* _Passage to read_:
## begin

The widespread adoption and use of cryptocurrencies as a payment method is dependent on acceptance by merchants and financial institutions alike. Specifically in the U.S., a lack of regulatory guidance has hindered adoption. While many financial institutions are forming alliances with technology companies to explore opportunities and efficiencies inherent in blockchain technologies, the adoption of crytocurrencies as a method of payment has largely been ignored.

A major hurdle for many financial institutions when considering cryptocurrencies as a form of payment stems from regulations requiring these organizations to identify their customers and be able to provide transparent transaction information. These two issues run counter to the design and implementation of distributed blockchain technologies which the most well-known cryptocurrencies are built upon. While third-party vendors are able to de-anonymize (to an extent) large portions of popular cryptocurrency blockchains, it is currently not feasible for financial institutions to accept cryptocurrencies in their current state as a form of transaction.

Additionally, due to limited adoption of cryptocurrencies as a form of payment in the U.S., financial institutions are unlikely to generate enough monetary gain through allowing transactions. While use of crytocurrencies as a payment method internationally, especially in countries which have introduced cryptocurrency related regulation and countries with an unstable central currency, is likely to increase in the near- to intermediate-term, the same is not true for the U.S. Traditional forms of payment to include credit card, debit card, ACH, and wires will remain the payment methods of choice for the foreseeable future.

## end

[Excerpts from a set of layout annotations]

## begin

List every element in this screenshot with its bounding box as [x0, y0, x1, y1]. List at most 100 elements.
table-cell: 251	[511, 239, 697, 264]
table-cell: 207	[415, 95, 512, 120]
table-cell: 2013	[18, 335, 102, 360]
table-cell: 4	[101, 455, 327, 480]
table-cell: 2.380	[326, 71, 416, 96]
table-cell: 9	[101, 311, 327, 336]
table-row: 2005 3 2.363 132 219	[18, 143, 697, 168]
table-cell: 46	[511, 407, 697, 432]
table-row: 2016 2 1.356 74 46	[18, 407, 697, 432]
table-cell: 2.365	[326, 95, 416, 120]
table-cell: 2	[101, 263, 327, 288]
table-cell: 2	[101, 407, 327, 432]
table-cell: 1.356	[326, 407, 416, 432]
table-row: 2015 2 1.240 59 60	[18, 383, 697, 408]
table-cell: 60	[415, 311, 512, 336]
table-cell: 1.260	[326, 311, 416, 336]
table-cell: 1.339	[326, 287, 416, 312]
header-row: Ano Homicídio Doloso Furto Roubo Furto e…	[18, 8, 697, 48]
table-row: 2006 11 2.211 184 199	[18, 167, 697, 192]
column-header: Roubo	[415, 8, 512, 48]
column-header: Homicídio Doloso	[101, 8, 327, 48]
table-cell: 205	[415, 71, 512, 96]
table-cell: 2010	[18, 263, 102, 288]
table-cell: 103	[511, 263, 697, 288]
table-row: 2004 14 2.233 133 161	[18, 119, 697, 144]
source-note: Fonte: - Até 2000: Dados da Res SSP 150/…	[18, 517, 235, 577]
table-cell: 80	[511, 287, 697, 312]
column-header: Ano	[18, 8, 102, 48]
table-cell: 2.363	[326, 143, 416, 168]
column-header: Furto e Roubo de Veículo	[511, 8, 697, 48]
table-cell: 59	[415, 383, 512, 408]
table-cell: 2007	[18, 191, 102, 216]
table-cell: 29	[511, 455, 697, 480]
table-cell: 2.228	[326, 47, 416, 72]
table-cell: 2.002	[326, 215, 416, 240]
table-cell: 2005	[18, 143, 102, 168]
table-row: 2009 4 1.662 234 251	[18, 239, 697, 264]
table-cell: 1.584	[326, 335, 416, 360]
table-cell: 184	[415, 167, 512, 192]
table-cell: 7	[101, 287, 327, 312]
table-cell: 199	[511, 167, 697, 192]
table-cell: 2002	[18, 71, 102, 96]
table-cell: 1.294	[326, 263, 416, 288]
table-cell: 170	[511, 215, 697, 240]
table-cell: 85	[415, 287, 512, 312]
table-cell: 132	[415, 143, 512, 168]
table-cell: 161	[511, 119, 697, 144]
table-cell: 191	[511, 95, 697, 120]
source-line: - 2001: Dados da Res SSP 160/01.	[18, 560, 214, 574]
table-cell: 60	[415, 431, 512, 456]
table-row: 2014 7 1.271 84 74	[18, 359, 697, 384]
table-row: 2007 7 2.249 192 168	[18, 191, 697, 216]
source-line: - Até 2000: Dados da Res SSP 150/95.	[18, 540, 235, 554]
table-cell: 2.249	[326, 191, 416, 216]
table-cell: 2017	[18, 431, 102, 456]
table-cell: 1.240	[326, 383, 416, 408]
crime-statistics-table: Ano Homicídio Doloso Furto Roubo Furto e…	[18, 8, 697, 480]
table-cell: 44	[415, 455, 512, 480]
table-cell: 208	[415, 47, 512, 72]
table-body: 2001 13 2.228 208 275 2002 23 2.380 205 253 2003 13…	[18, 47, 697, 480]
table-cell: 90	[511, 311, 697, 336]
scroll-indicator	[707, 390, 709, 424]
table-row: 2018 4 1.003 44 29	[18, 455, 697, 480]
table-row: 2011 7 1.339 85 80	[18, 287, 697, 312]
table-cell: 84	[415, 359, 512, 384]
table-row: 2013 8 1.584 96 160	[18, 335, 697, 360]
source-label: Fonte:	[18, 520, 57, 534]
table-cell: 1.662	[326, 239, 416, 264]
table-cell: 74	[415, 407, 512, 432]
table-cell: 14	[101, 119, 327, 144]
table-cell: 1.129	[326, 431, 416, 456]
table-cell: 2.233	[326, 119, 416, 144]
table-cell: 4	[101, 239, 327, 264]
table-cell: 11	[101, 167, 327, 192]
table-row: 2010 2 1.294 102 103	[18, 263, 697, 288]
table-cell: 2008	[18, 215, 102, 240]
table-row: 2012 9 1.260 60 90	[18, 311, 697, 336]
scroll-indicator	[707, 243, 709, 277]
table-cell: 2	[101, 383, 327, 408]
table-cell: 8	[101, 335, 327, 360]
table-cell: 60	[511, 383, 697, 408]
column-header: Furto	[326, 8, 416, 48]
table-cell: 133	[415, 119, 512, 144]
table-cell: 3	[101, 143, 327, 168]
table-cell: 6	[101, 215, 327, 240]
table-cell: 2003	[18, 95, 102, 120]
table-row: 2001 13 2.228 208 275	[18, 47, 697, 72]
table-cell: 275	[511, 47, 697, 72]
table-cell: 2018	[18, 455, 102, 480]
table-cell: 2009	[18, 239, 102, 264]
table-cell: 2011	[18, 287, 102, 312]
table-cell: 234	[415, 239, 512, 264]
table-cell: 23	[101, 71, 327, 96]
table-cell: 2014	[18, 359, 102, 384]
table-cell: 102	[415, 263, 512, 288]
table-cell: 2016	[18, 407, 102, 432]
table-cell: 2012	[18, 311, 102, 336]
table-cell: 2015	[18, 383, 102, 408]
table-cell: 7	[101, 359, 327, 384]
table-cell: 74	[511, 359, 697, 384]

## end

* _Set problem_:
Reproduce the section of the passage about cryptocurrency payments that starts with the words containing "Additionally, due to" and ends with "the foreseeable future.". Rely only on the passage about cryptocurrency payments and leave the entries aside.

* _Answer to this task_:
Additionally, due to limited adoption of cryptocurrencies as a form of payment in the U.S., financial institutions are unlikely to generate enough monetary gain through allowing transactions. While use of crytocurrencies as a payment method internationally, especially in countries which have introduced cryptocurrency related regulation and countries with an unstable central currency, is likely to increase in the near- to intermediate-term, the same is not true for the U.S. Traditional forms of payment to include credit card, debit card, ACH, and wires will remain the payment methods of choice for the foreseeable future.